Return the lines below that carry the word "River".

◇ ◇ ◇ ◇ ◇ ◇ ◇

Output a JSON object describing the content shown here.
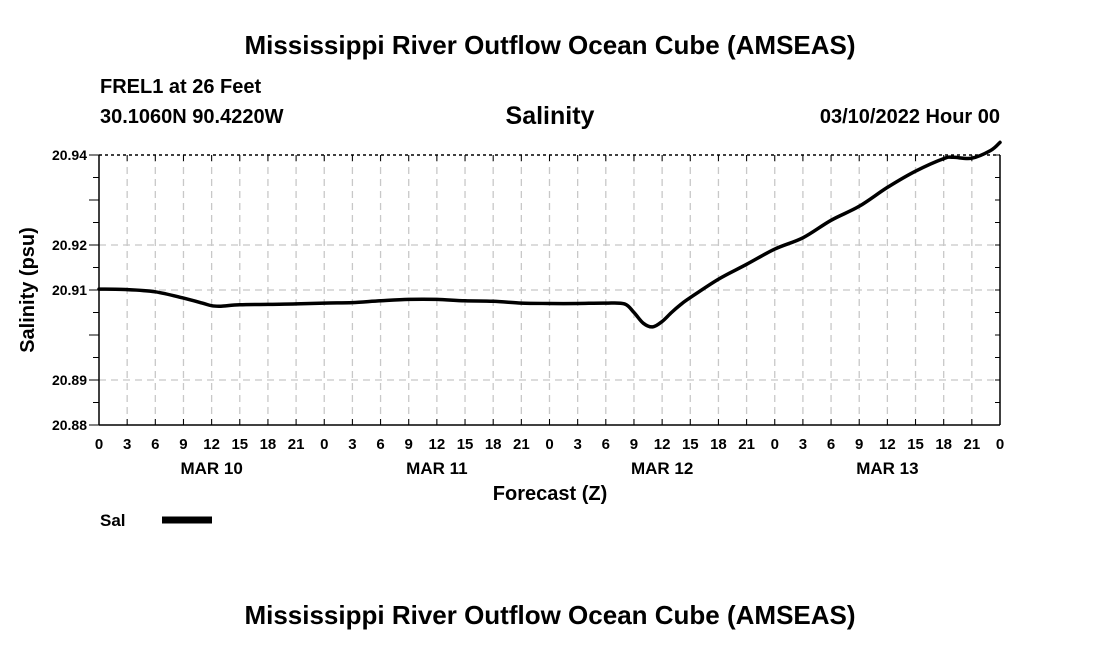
{
  "header": {
    "title": "Mississippi River Outflow Ocean Cube (AMSEAS)",
    "station": "FREL1 at 26 Feet",
    "coords": "30.1060N  90.4220W",
    "variable": "Salinity",
    "datetime": "03/10/2022 Hour 00"
  },
  "footer": {
    "title": "Mississippi River Outflow Ocean Cube (AMSEAS)"
  },
  "chart_data": {
    "type": "line",
    "title": "Salinity",
    "xlabel": "Forecast (Z)",
    "ylabel": "Salinity (psu)",
    "ylim": [
      20.88,
      20.94
    ],
    "y_ticks": [
      20.88,
      20.89,
      20.91,
      20.92,
      20.94
    ],
    "y_tick_labels": [
      "20.88",
      "20.89",
      "20.91",
      "20.92",
      "20.94"
    ],
    "xlim": [
      0,
      96
    ],
    "x_tick_labels": [
      "0",
      "3",
      "6",
      "9",
      "12",
      "15",
      "18",
      "21",
      "0",
      "3",
      "6",
      "9",
      "12",
      "15",
      "18",
      "21",
      "0",
      "3",
      "6",
      "9",
      "12",
      "15",
      "18",
      "21",
      "0",
      "3",
      "6",
      "9",
      "12",
      "15",
      "18",
      "21",
      "0"
    ],
    "date_labels": [
      {
        "hour": 12,
        "label": "MAR 10"
      },
      {
        "hour": 36,
        "label": "MAR 11"
      },
      {
        "hour": 60,
        "label": "MAR 12"
      },
      {
        "hour": 84,
        "label": "MAR 13"
      }
    ],
    "grid": true,
    "legend": [
      {
        "name": "Sal",
        "placement": "bottom-left"
      }
    ],
    "series": [
      {
        "name": "Sal",
        "x": [
          0,
          3,
          6,
          9,
          11,
          12,
          13,
          15,
          18,
          21,
          24,
          27,
          30,
          33,
          36,
          39,
          42,
          45,
          48,
          51,
          54,
          56,
          57,
          58,
          59,
          60,
          61,
          62,
          63,
          66,
          69,
          72,
          75,
          78,
          81,
          84,
          87,
          90,
          91,
          93,
          95,
          96
        ],
        "y": [
          20.9102,
          20.9101,
          20.9096,
          20.9082,
          20.9071,
          20.9065,
          20.9064,
          20.9067,
          20.9068,
          20.9069,
          20.9071,
          20.9072,
          20.9076,
          20.9079,
          20.9079,
          20.9076,
          20.9075,
          20.9071,
          20.907,
          20.907,
          20.9071,
          20.9069,
          20.905,
          20.9026,
          20.9018,
          20.903,
          20.905,
          20.9068,
          20.9083,
          20.9124,
          20.9157,
          20.9191,
          20.9216,
          20.9255,
          20.9286,
          20.9328,
          20.9364,
          20.9392,
          20.9395,
          20.9393,
          20.941,
          20.9428
        ]
      }
    ]
  }
}
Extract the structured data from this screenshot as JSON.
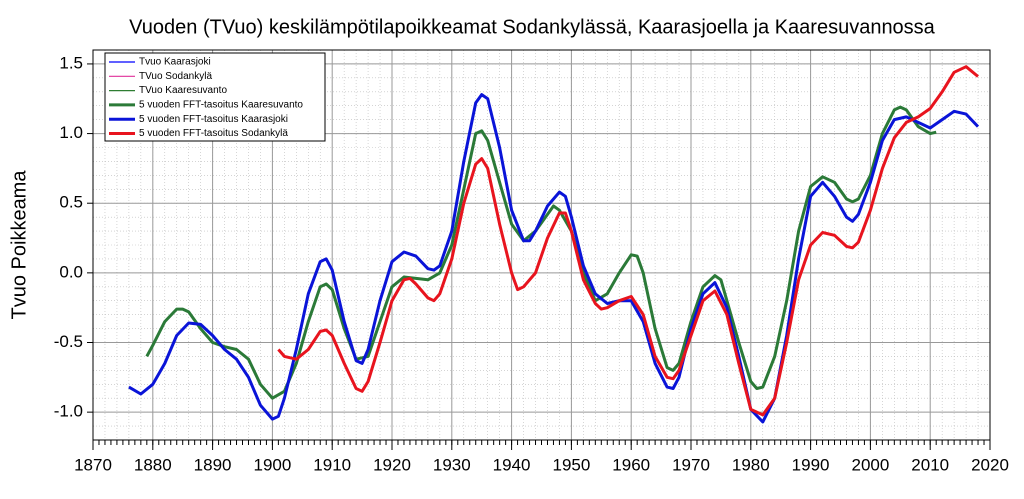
{
  "chart_data": {
    "type": "line",
    "title": "Vuoden (TVuo) keskilämpötilapoikkeamat Sodankylässä, Kaarasjoella ja Kaaresuvannossa",
    "y_label": "Tvuo Poikkeama",
    "xlim": [
      1870,
      2020
    ],
    "ylim": [
      -1.2,
      1.6
    ],
    "xticks": [
      1870,
      1880,
      1890,
      1900,
      1910,
      1920,
      1930,
      1940,
      1950,
      1960,
      1970,
      1980,
      1990,
      2000,
      2010,
      2020
    ],
    "yticks": [
      {
        "value": -1.0,
        "label": "-1.0"
      },
      -0.5,
      {
        "value": 0.0,
        "label": "0.0"
      },
      0.5,
      {
        "value": 1.0,
        "label": "1.0"
      },
      1.5
    ],
    "grid": true,
    "minor_grid": {
      "x_step": 2,
      "y_step": 0.1
    },
    "legend_position": "upper left",
    "legend_thin": [
      {
        "name": "Tvuo Kaarasjoki",
        "color": "#0000ff"
      },
      {
        "name": "TVuo Sodankylä",
        "color": "#e0309a"
      },
      {
        "name": "TVuo Kaaresuvanto",
        "color": "#2e7d32"
      }
    ],
    "series": [
      {
        "name": "5 vuoden FFT-tasoitus Kaaresuvanto",
        "color": "#2b7a38",
        "x": [
          1879,
          1880,
          1882,
          1884,
          1885,
          1886,
          1888,
          1890,
          1892,
          1894,
          1896,
          1898,
          1900,
          1902,
          1904,
          1906,
          1908,
          1909,
          1910,
          1912,
          1914,
          1916,
          1918,
          1920,
          1922,
          1924,
          1926,
          1928,
          1930,
          1932,
          1934,
          1935,
          1936,
          1938,
          1940,
          1942,
          1944,
          1946,
          1947,
          1948,
          1950,
          1952,
          1954,
          1956,
          1958,
          1960,
          1961,
          1962,
          1964,
          1966,
          1967,
          1968,
          1970,
          1972,
          1974,
          1975,
          1976,
          1978,
          1980,
          1981,
          1982,
          1984,
          1986,
          1988,
          1990,
          1992,
          1994,
          1996,
          1997,
          1998,
          2000,
          2002,
          2004,
          2005,
          2006,
          2008,
          2010,
          2011
        ],
        "values": [
          -0.6,
          -0.52,
          -0.35,
          -0.26,
          -0.26,
          -0.28,
          -0.4,
          -0.5,
          -0.53,
          -0.55,
          -0.62,
          -0.8,
          -0.9,
          -0.85,
          -0.65,
          -0.35,
          -0.1,
          -0.08,
          -0.12,
          -0.4,
          -0.62,
          -0.6,
          -0.35,
          -0.1,
          -0.03,
          -0.04,
          -0.05,
          0.0,
          0.2,
          0.6,
          1.0,
          1.02,
          0.95,
          0.65,
          0.35,
          0.23,
          0.3,
          0.42,
          0.48,
          0.45,
          0.3,
          0.0,
          -0.2,
          -0.15,
          0.0,
          0.13,
          0.12,
          0.0,
          -0.4,
          -0.68,
          -0.7,
          -0.65,
          -0.35,
          -0.1,
          -0.02,
          -0.05,
          -0.2,
          -0.5,
          -0.78,
          -0.83,
          -0.82,
          -0.6,
          -0.2,
          0.3,
          0.62,
          0.69,
          0.65,
          0.53,
          0.51,
          0.53,
          0.7,
          1.0,
          1.17,
          1.19,
          1.17,
          1.05,
          1.0,
          1.01
        ]
      },
      {
        "name": "5 vuoden FFT-tasoitus  Kaarasjoki",
        "color": "#0a14d8",
        "x": [
          1876,
          1878,
          1880,
          1882,
          1884,
          1886,
          1888,
          1890,
          1892,
          1894,
          1896,
          1898,
          1900,
          1901,
          1902,
          1904,
          1906,
          1908,
          1909,
          1910,
          1912,
          1914,
          1915,
          1916,
          1918,
          1920,
          1922,
          1924,
          1926,
          1927,
          1928,
          1930,
          1932,
          1934,
          1935,
          1936,
          1938,
          1940,
          1942,
          1943,
          1944,
          1946,
          1948,
          1949,
          1950,
          1952,
          1954,
          1956,
          1958,
          1960,
          1962,
          1964,
          1966,
          1967,
          1968,
          1970,
          1972,
          1974,
          1976,
          1978,
          1980,
          1982,
          1984,
          1986,
          1988,
          1990,
          1992,
          1994,
          1996,
          1997,
          1998,
          2000,
          2002,
          2004,
          2006,
          2008,
          2010,
          2012,
          2014,
          2016,
          2018
        ],
        "values": [
          -0.82,
          -0.87,
          -0.8,
          -0.65,
          -0.45,
          -0.36,
          -0.37,
          -0.45,
          -0.55,
          -0.62,
          -0.75,
          -0.95,
          -1.05,
          -1.03,
          -0.9,
          -0.55,
          -0.15,
          0.08,
          0.1,
          0.02,
          -0.35,
          -0.63,
          -0.65,
          -0.55,
          -0.2,
          0.08,
          0.15,
          0.12,
          0.03,
          0.02,
          0.05,
          0.3,
          0.8,
          1.22,
          1.28,
          1.25,
          0.9,
          0.45,
          0.23,
          0.23,
          0.3,
          0.48,
          0.58,
          0.55,
          0.4,
          0.05,
          -0.15,
          -0.22,
          -0.2,
          -0.2,
          -0.35,
          -0.65,
          -0.82,
          -0.83,
          -0.75,
          -0.4,
          -0.15,
          -0.07,
          -0.25,
          -0.6,
          -0.98,
          -1.07,
          -0.9,
          -0.45,
          0.1,
          0.55,
          0.65,
          0.55,
          0.4,
          0.37,
          0.42,
          0.65,
          0.95,
          1.1,
          1.12,
          1.08,
          1.04,
          1.1,
          1.16,
          1.14,
          1.05
        ]
      },
      {
        "name": "5 vuoden FFT-tasoitus  Sodankylä",
        "color": "#e8141e",
        "x": [
          1901,
          1902,
          1904,
          1906,
          1908,
          1909,
          1910,
          1912,
          1914,
          1915,
          1916,
          1918,
          1920,
          1922,
          1923,
          1924,
          1926,
          1927,
          1928,
          1930,
          1932,
          1934,
          1935,
          1936,
          1938,
          1940,
          1941,
          1942,
          1944,
          1946,
          1948,
          1949,
          1950,
          1952,
          1954,
          1955,
          1956,
          1958,
          1960,
          1962,
          1964,
          1966,
          1967,
          1968,
          1970,
          1972,
          1974,
          1976,
          1978,
          1980,
          1982,
          1984,
          1986,
          1988,
          1990,
          1992,
          1994,
          1996,
          1997,
          1998,
          2000,
          2002,
          2004,
          2006,
          2008,
          2010,
          2012,
          2014,
          2016,
          2018
        ],
        "values": [
          -0.55,
          -0.6,
          -0.62,
          -0.55,
          -0.42,
          -0.41,
          -0.45,
          -0.65,
          -0.83,
          -0.85,
          -0.78,
          -0.5,
          -0.2,
          -0.05,
          -0.04,
          -0.08,
          -0.18,
          -0.2,
          -0.15,
          0.1,
          0.5,
          0.78,
          0.82,
          0.75,
          0.35,
          0.0,
          -0.12,
          -0.1,
          0.0,
          0.25,
          0.43,
          0.43,
          0.3,
          -0.05,
          -0.22,
          -0.26,
          -0.25,
          -0.2,
          -0.17,
          -0.3,
          -0.6,
          -0.75,
          -0.76,
          -0.7,
          -0.45,
          -0.2,
          -0.13,
          -0.3,
          -0.65,
          -0.98,
          -1.02,
          -0.9,
          -0.5,
          -0.05,
          0.2,
          0.29,
          0.27,
          0.19,
          0.18,
          0.22,
          0.45,
          0.75,
          0.97,
          1.08,
          1.12,
          1.18,
          1.3,
          1.44,
          1.48,
          1.41
        ]
      }
    ]
  }
}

◇ ◇ ◇ ◇ ◇ ◇ ◇

__COMPLETE RESPONSE__.
    "title": "Mississippi River Outflow Ocean Cube (AMSEAS)",
    "title": "Mississippi River Outflow Ocean Cube (AMSEAS)"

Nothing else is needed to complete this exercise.